Testo da analizzare:
IPTV: 25.000 euro di multa se avete un abbonamento pirata attivo

Dare ancora seguito al mondo della pirateria potrebbe comportare gravi problematiche non solo per chi vende il servizio ma anche a chi ne usufruisce. L’IPTV infatti è arrivata all’estendersi in tutto il paese rapidamente, con la Guardia di Finanza che sta battendo a tappeto il territorio. Secondo quanto riportato i controlli sarebbero aumentati esponenzialmente rispetto ai mesi scorsi.

L’uso delle VPN ha contribuito alla crescita di questi servizi. Sfruttata in modo legale, una VPN è un servizio consigliatissimo e facile da usare essendo protetti in rete, e che se usato con i più noti servizi di streaming (Netflix, Amazon Prime Video) da accesso a cataloghi più vasti. NordVPN, la migliore VPN attuale, offre un ottimo servizio ed è in offerta con un prezzo scontatissimo.

Esplora il materiale:
1. Copia dal testo sull'IPTV il passo che comincia con le parole "IPTV: 25.000 euro" e si ferma dopo "un prezzo scontatissimo.".
2. Secondo il testo sull'IPTV, chi sta battendo a tappeto il territorio?

Sezione dati:

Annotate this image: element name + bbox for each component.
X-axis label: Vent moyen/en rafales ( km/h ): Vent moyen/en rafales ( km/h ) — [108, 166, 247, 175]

Soluzioni dei compiti:
1.
IPTV: 25.000 euro di multa se avete un abbonamento pirata attivo

Dare ancora seguito al mondo della pirateria potrebbe comportare gravi problematiche non solo per chi vende il servizio ma anche a chi ne usufruisce. L’IPTV infatti è arrivata all’estendersi in tutto il paese rapidamente, con la Guardia di Finanza che sta battendo a tappeto il territorio. Secondo quanto riportato i controlli sarebbero aumentati esponenzialmente rispetto ai mesi scorsi.

L’uso delle VPN ha contribuito alla crescita di questi servizi. Sfruttata in modo legale, una VPN è un servizio consigliatissimo e facile da usare essendo protetti in rete, e che se usato con i più noti servizi di streaming (Netflix, Amazon Prime Video) da accesso a cataloghi più vasti. NordVPN, la migliore VPN attuale, offre un ottimo servizio ed è in offerta con un prezzo scontatissimo.

2. La Guardia di Finanza.